*** Document text ***

The coolest and most expensive car at DAC this year had to be the McLaren P1, priced at $1,150,00 and powered by a 903 hp gas/electric hybrid. Electronics are used in autos to provide safety features, infotainment, motor control and performance.
Also at DAC this year there was an Automotive Village with more cars and experts from both EDA and IP vendors on hand to explain how up to 25% of a new car’s cost comes from electronic systems.
Related – Noise-Coupled analysis for Automotive ICs at DAC
Ravi Ravikumar from ANSYS organized an automotive track with three invited speakers from Infineon, Freescale and Tesla.
Ajay Kashyap from Infineon presented on: Achieving Power and Reliability Sign-off for Automotive Semiconductor Designs. Consider that driving in a car we use an anti-lock brake system (ABS) to help us stop safely, an airbag system in case of a collision, electrically powered steering (EPS) or even Advanced Driver Assistance Systems (ADAS) like parallel parking. Ensuring high quality typically means that engineers have to look at reliability metrics like power and timing while effected by dynamic voltage drops within an IC.
Engineers at Infineon have used a design methodology to check and fix dynamic voltage drop issues by analyzing VDD and VSS levels that affect data integrity, and the effects on switching and non-switching signals.
Related – Will your next SoC fail because of power noise integrity in IP blocks?

*** Given data ***

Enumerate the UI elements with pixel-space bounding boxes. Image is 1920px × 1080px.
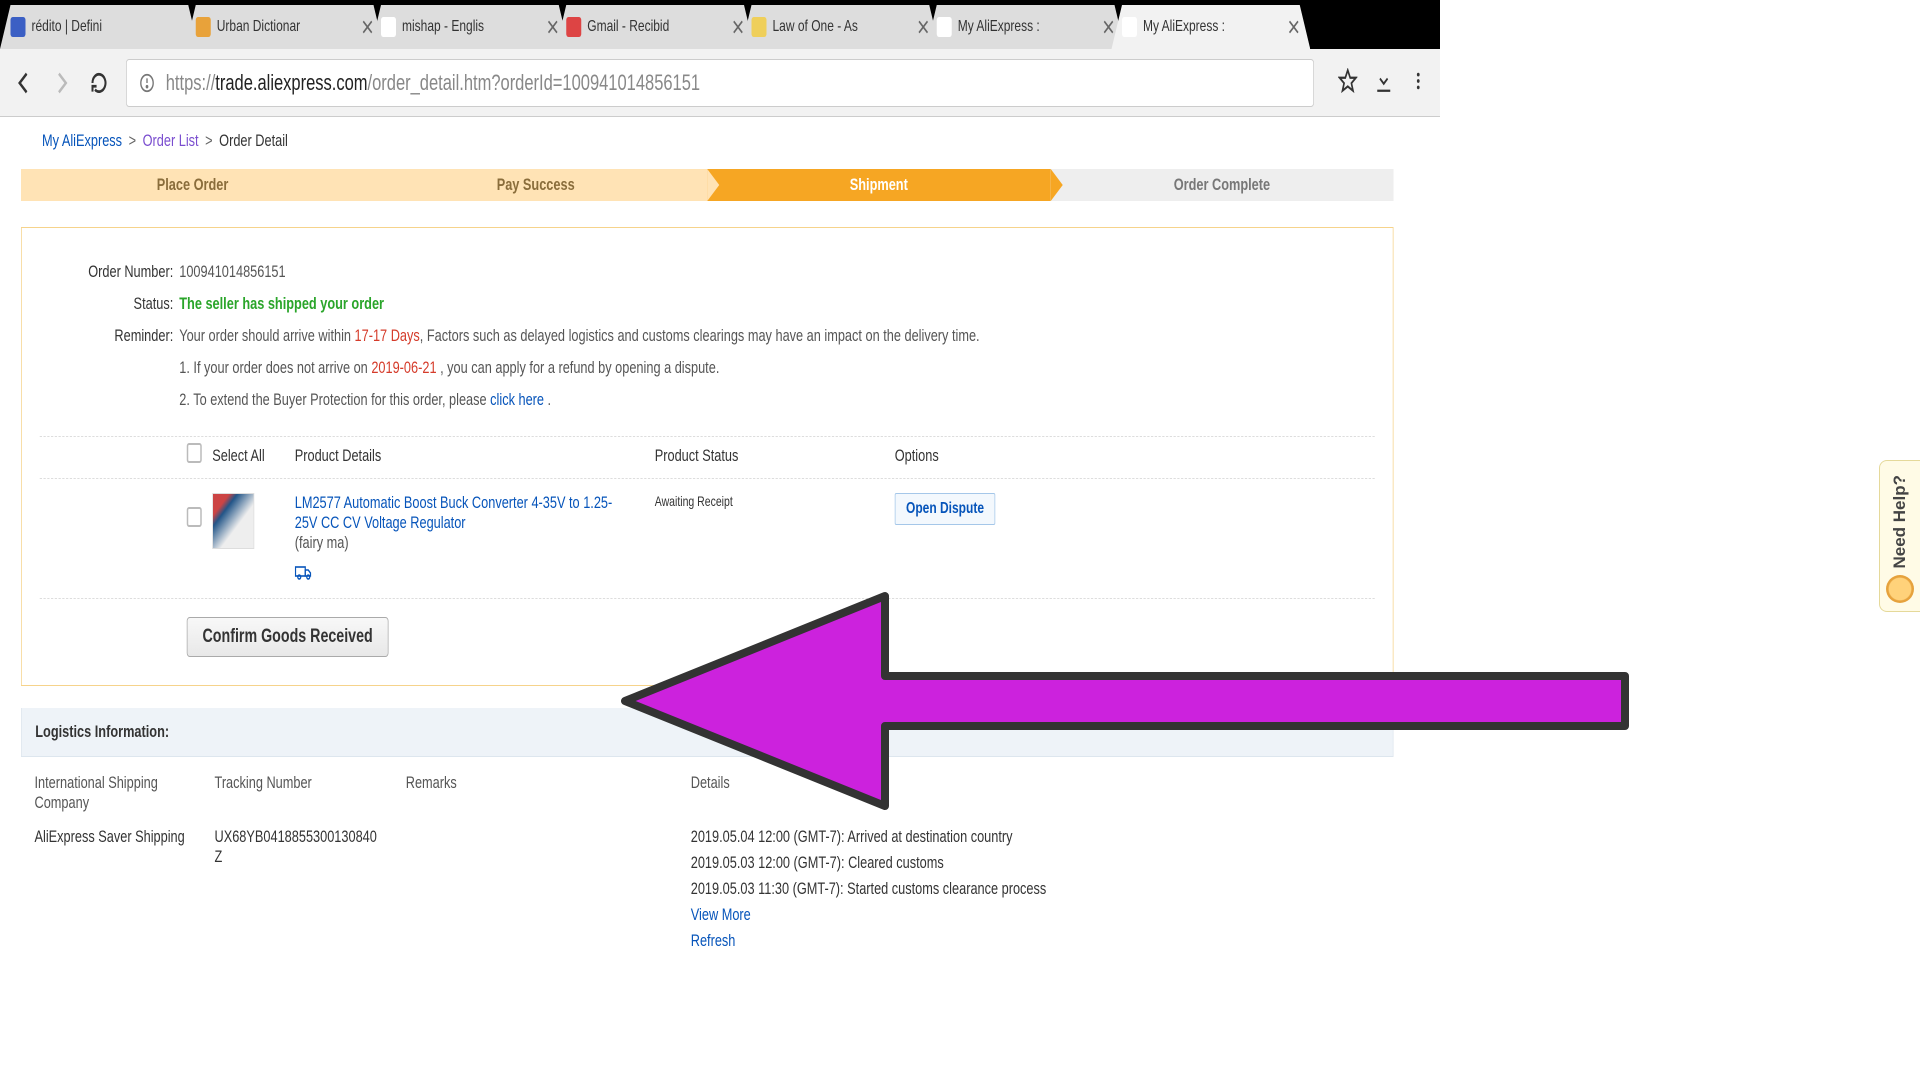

***

* Task instructions *
(1) Duplicate the passage of the DAC automotive text from "The coolest and" to "from electronic systems.".
(2) In the DAC automotive text, list every car system named in the sentence that begins "Consider that driving in a car".

* The responses *
(1)
The coolest and most expensive car at DAC this year had to be the McLaren P1, priced at $1,150,00 and powered by a 903 hp gas/electric hybrid. Electronics are used in autos to provide safety features, infotainment, motor control and performance.
Also at DAC this year there was an Automotive Village with more cars and experts from both EDA and IP vendors on hand to explain how up to 25% of a new car’s cost comes from electronic systems.

(2)
- Anti-lock brake system (ABS)
- Airbag system
- Electrically powered steering (EPS)
- Advanced Driver Assistance Systems (ADAS)